EXTRACT PROVIDED:
====

# Clustering of Similar Images

In this example we try to cluster images of flowers from the 10 Category Flower Dataset (https://www.kaggle.com/datasets/olgabelitskaya/flower-color-images) clustered.  

The idea is that it can cluster images from different classes using a cosine similarity from a pretrained CLIP model. 

### Data functions
These functions are needed to load the images from the folder.

In [3]:
import glob
import os 
import pandas as pd
import matplotlib.pyplot as plt
import seaborn as sns
import random
from sentence_transformers import SentenceTransformer, util
from PIL import Image
import torch


path_img = "flower_images/"
df = pd.read_csv(f"{path_img}flower_labels.csv")
# we'll test with a subset of the dataset first
image_names = list(glob.glob(f'{path_img}*.png'))
subset = len(image_names)
image_names = list(glob.glob(f'{path_img}*.png'))[:subset]
true_labels = list(df["label"])[:subset]
image_names = [name.split("\\")[-1] for name in image_names]

# AntClust Cosine Similarity

In [4]:
# ----------------------
#       imports
# ----------------------
# import opencv
import cv2 as cv
# matplotlib
import matplotlib.pyplot as plt

# make AntClus dir known
import sys
sys.path.append("../AntClust")
# import AntClust
from AntClust import AntClust
# import the precomputed distance matrix function for AntClust
from distance_classes import image_cosine_similarity
# import the rule set
from rules import labroche_rules

# ----------------------
#       data
# ----------------------


# ----------------------
#       AntClust
# ----------------------
# tell AntClust to treat the data set as precomputed similarity matrix
# similarity function
path_img = "../Cosine similarity/flower_images/"

====

WHAT IS ASKED: In the text on clustering similar images, what kind of model provides the cosine similarity used to group the flower images?

====

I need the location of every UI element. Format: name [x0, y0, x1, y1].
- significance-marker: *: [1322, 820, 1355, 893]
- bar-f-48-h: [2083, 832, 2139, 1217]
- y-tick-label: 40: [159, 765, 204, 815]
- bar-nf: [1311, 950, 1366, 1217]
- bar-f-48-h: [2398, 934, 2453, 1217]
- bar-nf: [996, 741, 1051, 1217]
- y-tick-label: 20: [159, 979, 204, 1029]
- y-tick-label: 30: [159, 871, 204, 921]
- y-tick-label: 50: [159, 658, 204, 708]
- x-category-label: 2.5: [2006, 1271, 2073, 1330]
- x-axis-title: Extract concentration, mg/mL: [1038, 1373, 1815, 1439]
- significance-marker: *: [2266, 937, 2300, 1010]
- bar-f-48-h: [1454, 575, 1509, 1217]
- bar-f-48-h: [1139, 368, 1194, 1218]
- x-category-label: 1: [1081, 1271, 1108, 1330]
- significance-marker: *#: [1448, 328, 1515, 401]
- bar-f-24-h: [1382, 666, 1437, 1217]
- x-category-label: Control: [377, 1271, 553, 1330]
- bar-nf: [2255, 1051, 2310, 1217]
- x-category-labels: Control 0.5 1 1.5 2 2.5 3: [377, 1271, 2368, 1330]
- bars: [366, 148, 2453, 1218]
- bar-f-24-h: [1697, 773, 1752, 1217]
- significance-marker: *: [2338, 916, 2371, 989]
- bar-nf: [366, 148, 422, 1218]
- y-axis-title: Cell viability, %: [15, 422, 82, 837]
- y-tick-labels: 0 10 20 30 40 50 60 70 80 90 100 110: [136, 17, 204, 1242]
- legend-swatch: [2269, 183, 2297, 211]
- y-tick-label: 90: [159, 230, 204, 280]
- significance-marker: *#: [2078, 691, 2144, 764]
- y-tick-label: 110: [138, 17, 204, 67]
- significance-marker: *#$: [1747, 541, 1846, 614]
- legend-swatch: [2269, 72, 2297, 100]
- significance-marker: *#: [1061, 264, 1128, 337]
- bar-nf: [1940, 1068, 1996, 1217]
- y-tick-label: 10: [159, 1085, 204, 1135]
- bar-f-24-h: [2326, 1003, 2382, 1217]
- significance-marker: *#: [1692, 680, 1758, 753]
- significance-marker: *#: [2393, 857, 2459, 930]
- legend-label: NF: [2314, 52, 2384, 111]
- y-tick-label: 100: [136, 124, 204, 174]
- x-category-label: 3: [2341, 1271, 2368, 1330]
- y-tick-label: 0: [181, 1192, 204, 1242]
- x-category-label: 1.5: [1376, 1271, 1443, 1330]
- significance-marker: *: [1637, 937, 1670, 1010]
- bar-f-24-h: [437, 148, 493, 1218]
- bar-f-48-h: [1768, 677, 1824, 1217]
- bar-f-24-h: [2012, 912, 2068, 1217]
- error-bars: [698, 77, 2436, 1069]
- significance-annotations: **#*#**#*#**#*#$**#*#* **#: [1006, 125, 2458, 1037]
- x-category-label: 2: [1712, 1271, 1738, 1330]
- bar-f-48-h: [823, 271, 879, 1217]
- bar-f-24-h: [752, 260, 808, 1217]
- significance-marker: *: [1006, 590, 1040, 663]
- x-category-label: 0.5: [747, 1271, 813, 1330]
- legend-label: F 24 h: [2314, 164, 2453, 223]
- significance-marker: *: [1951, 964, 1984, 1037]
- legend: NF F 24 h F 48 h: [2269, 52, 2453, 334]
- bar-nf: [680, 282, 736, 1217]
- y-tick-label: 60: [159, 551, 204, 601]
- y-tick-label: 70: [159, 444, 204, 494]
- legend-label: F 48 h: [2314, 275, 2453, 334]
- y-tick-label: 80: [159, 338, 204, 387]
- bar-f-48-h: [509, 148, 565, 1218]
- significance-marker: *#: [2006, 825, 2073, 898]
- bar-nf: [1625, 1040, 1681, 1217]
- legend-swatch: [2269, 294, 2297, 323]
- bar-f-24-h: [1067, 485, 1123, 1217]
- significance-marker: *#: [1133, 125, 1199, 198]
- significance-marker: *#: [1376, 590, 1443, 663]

====

RESULT: A pretrained CLIP model.